▸ **TASK GOAL**: Extract all of the entries and set them down verbatim.

▸ **RECORD SET**:
────
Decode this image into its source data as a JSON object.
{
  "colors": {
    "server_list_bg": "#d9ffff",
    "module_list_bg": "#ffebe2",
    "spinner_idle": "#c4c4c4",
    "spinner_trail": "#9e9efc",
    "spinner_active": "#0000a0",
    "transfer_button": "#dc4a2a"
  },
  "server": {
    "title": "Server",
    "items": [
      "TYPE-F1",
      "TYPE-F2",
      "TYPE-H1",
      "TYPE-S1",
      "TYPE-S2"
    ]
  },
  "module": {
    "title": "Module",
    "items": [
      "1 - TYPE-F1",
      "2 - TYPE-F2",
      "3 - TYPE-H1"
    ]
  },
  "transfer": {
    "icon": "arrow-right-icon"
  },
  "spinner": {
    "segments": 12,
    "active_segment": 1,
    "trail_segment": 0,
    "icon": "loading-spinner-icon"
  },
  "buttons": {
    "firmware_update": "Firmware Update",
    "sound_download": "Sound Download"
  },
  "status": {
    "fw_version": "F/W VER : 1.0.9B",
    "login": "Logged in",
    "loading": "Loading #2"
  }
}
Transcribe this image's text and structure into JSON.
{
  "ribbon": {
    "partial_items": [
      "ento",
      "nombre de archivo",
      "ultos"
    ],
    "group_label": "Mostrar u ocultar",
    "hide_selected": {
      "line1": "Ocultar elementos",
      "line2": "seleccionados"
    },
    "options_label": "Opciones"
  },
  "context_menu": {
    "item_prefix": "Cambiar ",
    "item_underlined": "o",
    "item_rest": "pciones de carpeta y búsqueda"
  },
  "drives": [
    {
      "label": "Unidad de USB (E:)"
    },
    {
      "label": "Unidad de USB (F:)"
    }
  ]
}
────
▸ **EXERCISE RESULT**:
Decode this image into its source data as a JSON object.
{
  "colors": {
    "server_list_bg": "#d9ffff",
    "module_list_bg": "#ffebe2",
    "spinner_idle": "#c4c4c4",
    "spinner_trail": "#9e9efc",
    "spinner_active": "#0000a0",
    "transfer_button": "#dc4a2a"
  },
  "server": {
    "title": "Server",
    "items": [
      "TYPE-F1",
      "TYPE-F2",
      "TYPE-H1",
      "TYPE-S1",
      "TYPE-S2"
    ]
  },
  "module": {
    "title": "Module",
    "items": [
      "1 - TYPE-F1",
      "2 - TYPE-F2",
      "3 - TYPE-H1"
    ]
  },
  "transfer": {
    "icon": "arrow-right-icon"
  },
  "spinner": {
    "segments": 12,
    "active_segment": 1,
    "trail_segment": 0,
    "icon": "loading-spinner-icon"
  },
  "buttons": {
    "firmware_update": "Firmware Update",
    "sound_download": "Sound Download"
  },
  "status": {
    "fw_version": "F/W VER : 1.0.9B",
    "login": "Logged in",
    "loading": "Loading #2"
  }
}
Transcribe this image's text and structure into JSON.
{
  "ribbon": {
    "partial_items": [
      "ento",
      "nombre de archivo",
      "ultos"
    ],
    "group_label": "Mostrar u ocultar",
    "hide_selected": {
      "line1": "Ocultar elementos",
      "line2": "seleccionados"
    },
    "options_label": "Opciones"
  },
  "context_menu": {
    "item_prefix": "Cambiar ",
    "item_underlined": "o",
    "item_rest": "pciones de carpeta y búsqueda"
  },
  "drives": [
    {
      "label": "Unidad de USB (E:)"
    },
    {
      "label": "Unidad de USB (F:)"
    }
  ]
}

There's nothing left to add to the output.